Job:
Exactly as they appear, output all of the entries.

★ ★ ★ ★ ★

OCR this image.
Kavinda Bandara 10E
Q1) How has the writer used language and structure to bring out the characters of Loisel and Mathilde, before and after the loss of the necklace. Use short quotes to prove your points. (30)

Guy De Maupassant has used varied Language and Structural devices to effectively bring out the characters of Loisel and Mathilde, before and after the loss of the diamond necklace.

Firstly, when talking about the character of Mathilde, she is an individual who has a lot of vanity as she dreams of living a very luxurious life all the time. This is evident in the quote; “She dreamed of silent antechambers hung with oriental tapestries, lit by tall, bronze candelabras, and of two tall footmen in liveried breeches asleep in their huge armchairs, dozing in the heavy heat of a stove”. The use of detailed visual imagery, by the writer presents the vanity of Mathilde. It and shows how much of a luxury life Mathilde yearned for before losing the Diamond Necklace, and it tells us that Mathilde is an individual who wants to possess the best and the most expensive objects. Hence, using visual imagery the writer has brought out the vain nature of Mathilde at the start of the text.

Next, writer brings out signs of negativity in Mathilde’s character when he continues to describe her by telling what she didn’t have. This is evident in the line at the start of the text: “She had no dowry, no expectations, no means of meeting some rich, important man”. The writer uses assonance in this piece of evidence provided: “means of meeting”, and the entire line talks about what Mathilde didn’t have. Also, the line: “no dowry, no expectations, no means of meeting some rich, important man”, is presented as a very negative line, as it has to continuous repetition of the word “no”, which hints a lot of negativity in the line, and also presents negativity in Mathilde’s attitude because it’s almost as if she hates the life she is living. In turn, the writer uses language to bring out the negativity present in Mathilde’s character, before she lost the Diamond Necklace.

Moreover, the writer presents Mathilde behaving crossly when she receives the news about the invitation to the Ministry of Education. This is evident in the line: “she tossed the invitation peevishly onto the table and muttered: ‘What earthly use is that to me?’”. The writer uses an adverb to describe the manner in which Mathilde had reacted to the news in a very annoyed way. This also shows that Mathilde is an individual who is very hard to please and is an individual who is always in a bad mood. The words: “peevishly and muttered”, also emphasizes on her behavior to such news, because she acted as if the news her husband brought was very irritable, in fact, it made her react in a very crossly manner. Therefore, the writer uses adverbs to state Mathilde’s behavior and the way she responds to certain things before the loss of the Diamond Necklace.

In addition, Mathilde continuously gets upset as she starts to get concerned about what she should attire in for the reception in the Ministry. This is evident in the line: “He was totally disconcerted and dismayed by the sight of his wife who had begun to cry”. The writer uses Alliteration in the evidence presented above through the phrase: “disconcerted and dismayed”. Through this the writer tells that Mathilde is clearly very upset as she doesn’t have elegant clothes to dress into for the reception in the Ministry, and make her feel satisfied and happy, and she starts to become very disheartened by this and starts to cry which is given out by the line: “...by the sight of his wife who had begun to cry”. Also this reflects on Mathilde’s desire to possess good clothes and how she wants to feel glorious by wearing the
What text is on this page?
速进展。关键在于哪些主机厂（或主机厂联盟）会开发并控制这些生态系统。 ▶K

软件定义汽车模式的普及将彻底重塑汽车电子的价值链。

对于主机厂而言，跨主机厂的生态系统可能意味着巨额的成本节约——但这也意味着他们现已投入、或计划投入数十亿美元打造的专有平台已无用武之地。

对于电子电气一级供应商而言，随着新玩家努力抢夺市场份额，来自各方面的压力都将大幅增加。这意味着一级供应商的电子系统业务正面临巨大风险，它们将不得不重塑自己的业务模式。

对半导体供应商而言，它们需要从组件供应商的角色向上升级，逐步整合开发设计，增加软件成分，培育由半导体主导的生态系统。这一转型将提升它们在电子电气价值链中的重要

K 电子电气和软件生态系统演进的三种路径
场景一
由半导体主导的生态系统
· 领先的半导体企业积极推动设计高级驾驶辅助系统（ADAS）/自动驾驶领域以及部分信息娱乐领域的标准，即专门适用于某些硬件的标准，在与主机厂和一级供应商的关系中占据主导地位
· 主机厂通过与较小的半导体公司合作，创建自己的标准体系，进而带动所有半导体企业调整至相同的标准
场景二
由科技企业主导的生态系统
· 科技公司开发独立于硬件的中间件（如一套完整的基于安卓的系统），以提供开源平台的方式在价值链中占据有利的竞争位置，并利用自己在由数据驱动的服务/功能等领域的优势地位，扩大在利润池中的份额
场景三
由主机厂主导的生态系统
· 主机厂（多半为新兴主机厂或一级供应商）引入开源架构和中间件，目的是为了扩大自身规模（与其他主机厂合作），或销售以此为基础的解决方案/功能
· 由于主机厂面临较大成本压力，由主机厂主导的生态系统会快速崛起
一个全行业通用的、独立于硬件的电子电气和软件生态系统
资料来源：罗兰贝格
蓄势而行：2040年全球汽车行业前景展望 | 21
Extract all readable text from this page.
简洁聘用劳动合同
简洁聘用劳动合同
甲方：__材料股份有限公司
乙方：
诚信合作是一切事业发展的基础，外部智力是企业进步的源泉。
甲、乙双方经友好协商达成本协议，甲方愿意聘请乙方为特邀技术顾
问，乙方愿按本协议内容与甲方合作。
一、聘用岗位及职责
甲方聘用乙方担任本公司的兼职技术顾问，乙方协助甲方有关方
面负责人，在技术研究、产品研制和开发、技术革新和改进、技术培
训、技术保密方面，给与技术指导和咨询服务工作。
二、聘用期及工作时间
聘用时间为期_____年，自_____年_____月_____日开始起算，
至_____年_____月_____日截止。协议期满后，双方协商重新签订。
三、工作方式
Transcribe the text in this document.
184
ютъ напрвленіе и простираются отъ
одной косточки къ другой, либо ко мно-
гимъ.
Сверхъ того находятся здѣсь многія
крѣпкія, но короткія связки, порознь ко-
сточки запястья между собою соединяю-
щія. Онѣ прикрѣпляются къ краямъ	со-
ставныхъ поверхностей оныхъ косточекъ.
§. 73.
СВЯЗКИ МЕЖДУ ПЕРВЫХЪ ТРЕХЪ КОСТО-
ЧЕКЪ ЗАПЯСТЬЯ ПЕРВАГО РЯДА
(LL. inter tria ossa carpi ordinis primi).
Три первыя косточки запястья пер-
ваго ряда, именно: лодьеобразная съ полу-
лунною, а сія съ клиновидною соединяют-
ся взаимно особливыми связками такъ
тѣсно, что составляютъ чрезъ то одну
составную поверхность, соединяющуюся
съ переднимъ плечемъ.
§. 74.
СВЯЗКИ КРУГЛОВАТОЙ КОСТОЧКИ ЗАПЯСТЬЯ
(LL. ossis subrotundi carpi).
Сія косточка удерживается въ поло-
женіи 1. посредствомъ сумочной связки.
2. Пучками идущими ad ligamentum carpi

★ ★ ★ ★ ★

Solution to this problem:
OCR this image.
Kavinda Bandara 10E
Q1) How has the writer used language and structure to bring out the characters of Loisel and Mathilde, before and after the loss of the necklace. Use short quotes to prove your points. (30)

Guy De Maupassant has used varied Language and Structural devices to effectively bring out the characters of Loisel and Mathilde, before and after the loss of the diamond necklace.

Firstly, when talking about the character of Mathilde, she is an individual who has a lot of vanity as she dreams of living a very luxurious life all the time. This is evident in the quote; “She dreamed of silent antechambers hung with oriental tapestries, lit by tall, bronze candelabras, and of two tall footmen in liveried breeches asleep in their huge armchairs, dozing in the heavy heat of a stove”. The use of detailed visual imagery, by the writer presents the vanity of Mathilde. It and shows how much of a luxury life Mathilde yearned for before losing the Diamond Necklace, and it tells us that Mathilde is an individual who wants to possess the best and the most expensive objects. Hence, using visual imagery the writer has brought out the vain nature of Mathilde at the start of the text.

Next, writer brings out signs of negativity in Mathilde’s character when he continues to describe her by telling what she didn’t have. This is evident in the line at the start of the text: “She had no dowry, no expectations, no means of meeting some rich, important man”. The writer uses assonance in this piece of evidence provided: “means of meeting”, and the entire line talks about what Mathilde didn’t have. Also, the line: “no dowry, no expectations, no means of meeting some rich, important man”, is presented as a very negative line, as it has to continuous repetition of the word “no”, which hints a lot of negativity in the line, and also presents negativity in Mathilde’s attitude because it’s almost as if she hates the life she is living. In turn, the writer uses language to bring out the negativity present in Mathilde’s character, before she lost the Diamond Necklace.

Moreover, the writer presents Mathilde behaving crossly when she receives the news about the invitation to the Ministry of Education. This is evident in the line: “she tossed the invitation peevishly onto the table and muttered: ‘What earthly use is that to me?’”. The writer uses an adverb to describe the manner in which Mathilde had reacted to the news in a very annoyed way. This also shows that Mathilde is an individual who is very hard to please and is an individual who is always in a bad mood. The words: “peevishly and muttered”, also emphasizes on her behavior to such news, because she acted as if the news her husband brought was very irritable, in fact, it made her react in a very crossly manner. Therefore, the writer uses adverbs to state Mathilde’s behavior and the way she responds to certain things before the loss of the Diamond Necklace.

In addition, Mathilde continuously gets upset as she starts to get concerned about what she should attire in for the reception in the Ministry. This is evident in the line: “He was totally disconcerted and dismayed by the sight of his wife who had begun to cry”. The writer uses Alliteration in the evidence presented above through the phrase: “disconcerted and dismayed”. Through this the writer tells that Mathilde is clearly very upset as she doesn’t have elegant clothes to dress into for the reception in the Ministry, and make her feel satisfied and happy, and she starts to become very disheartened by this and starts to cry which is given out by the line: “...by the sight of his wife who had begun to cry”. Also this reflects on Mathilde’s desire to possess good clothes and how she wants to feel glorious by wearing the
What text is on this page?
速进展。关键在于哪些主机厂（或主机厂联盟）会开发并控制这些生态系统。 ▶K

软件定义汽车模式的普及将彻底重塑汽车电子的价值链。

对于主机厂而言，跨主机厂的生态系统可能意味着巨额的成本节约——但这也意味着他们现已投入、或计划投入数十亿美元打造的专有平台已无用武之地。

对于电子电气一级供应商而言，随着新玩家努力抢夺市场份额，来自各方面的压力都将大幅增加。这意味着一级供应商的电子系统业务正面临巨大风险，它们将不得不重塑自己的业务模式。

对半导体供应商而言，它们需要从组件供应商的角色向上升级，逐步整合开发设计，增加软件成分，培育由半导体主导的生态系统。这一转型将提升它们在电子电气价值链中的重要

K 电子电气和软件生态系统演进的三种路径
场景一
由半导体主导的生态系统
· 领先的半导体企业积极推动设计高级驾驶辅助系统（ADAS）/自动驾驶领域以及部分信息娱乐领域的标准，即专门适用于某些硬件的标准，在与主机厂和一级供应商的关系中占据主导地位
· 主机厂通过与较小的半导体公司合作，创建自己的标准体系，进而带动所有半导体企业调整至相同的标准
场景二
由科技企业主导的生态系统
· 科技公司开发独立于硬件的中间件（如一套完整的基于安卓的系统），以提供开源平台的方式在价值链中占据有利的竞争位置，并利用自己在由数据驱动的服务/功能等领域的优势地位，扩大在利润池中的份额
场景三
由主机厂主导的生态系统
· 主机厂（多半为新兴主机厂或一级供应商）引入开源架构和中间件，目的是为了扩大自身规模（与其他主机厂合作），或销售以此为基础的解决方案/功能
· 由于主机厂面临较大成本压力，由主机厂主导的生态系统会快速崛起
一个全行业通用的、独立于硬件的电子电气和软件生态系统
资料来源：罗兰贝格
蓄势而行：2040年全球汽车行业前景展望 | 21
Extract all readable text from this page.
简洁聘用劳动合同
简洁聘用劳动合同
甲方：__材料股份有限公司
乙方：
诚信合作是一切事业发展的基础，外部智力是企业进步的源泉。
甲、乙双方经友好协商达成本协议，甲方愿意聘请乙方为特邀技术顾
问，乙方愿按本协议内容与甲方合作。
一、聘用岗位及职责
甲方聘用乙方担任本公司的兼职技术顾问，乙方协助甲方有关方
面负责人，在技术研究、产品研制和开发、技术革新和改进、技术培
训、技术保密方面，给与技术指导和咨询服务工作。
二、聘用期及工作时间
聘用时间为期_____年，自_____年_____月_____日开始起算，
至_____年_____月_____日截止。协议期满后，双方协商重新签订。
三、工作方式
Transcribe the text in this document.
184
ютъ напрвленіе и простираются отъ
одной косточки къ другой, либо ко мно-
гимъ.
Сверхъ того находятся здѣсь многія
крѣпкія, но короткія связки, порознь ко-
сточки запястья между собою соединяю-
щія. Онѣ прикрѣпляются къ краямъ	со-
ставныхъ поверхностей оныхъ косточекъ.
§. 73.
СВЯЗКИ МЕЖДУ ПЕРВЫХЪ ТРЕХЪ КОСТО-
ЧЕКЪ ЗАПЯСТЬЯ ПЕРВАГО РЯДА
(LL. inter tria ossa carpi ordinis primi).
Три первыя косточки запястья пер-
ваго ряда, именно: лодьеобразная съ полу-
лунною, а сія съ клиновидною соединяют-
ся взаимно особливыми связками такъ
тѣсно, что составляютъ чрезъ то одну
составную поверхность, соединяющуюся
съ переднимъ плечемъ.
§. 74.
СВЯЗКИ КРУГЛОВАТОЙ КОСТОЧКИ ЗАПЯСТЬЯ
(LL. ossis subrotundi carpi).
Сія косточка удерживается въ поло-
женіи 1. посредствомъ сумочной связки.
2. Пучками идущими ad ligamentum carpi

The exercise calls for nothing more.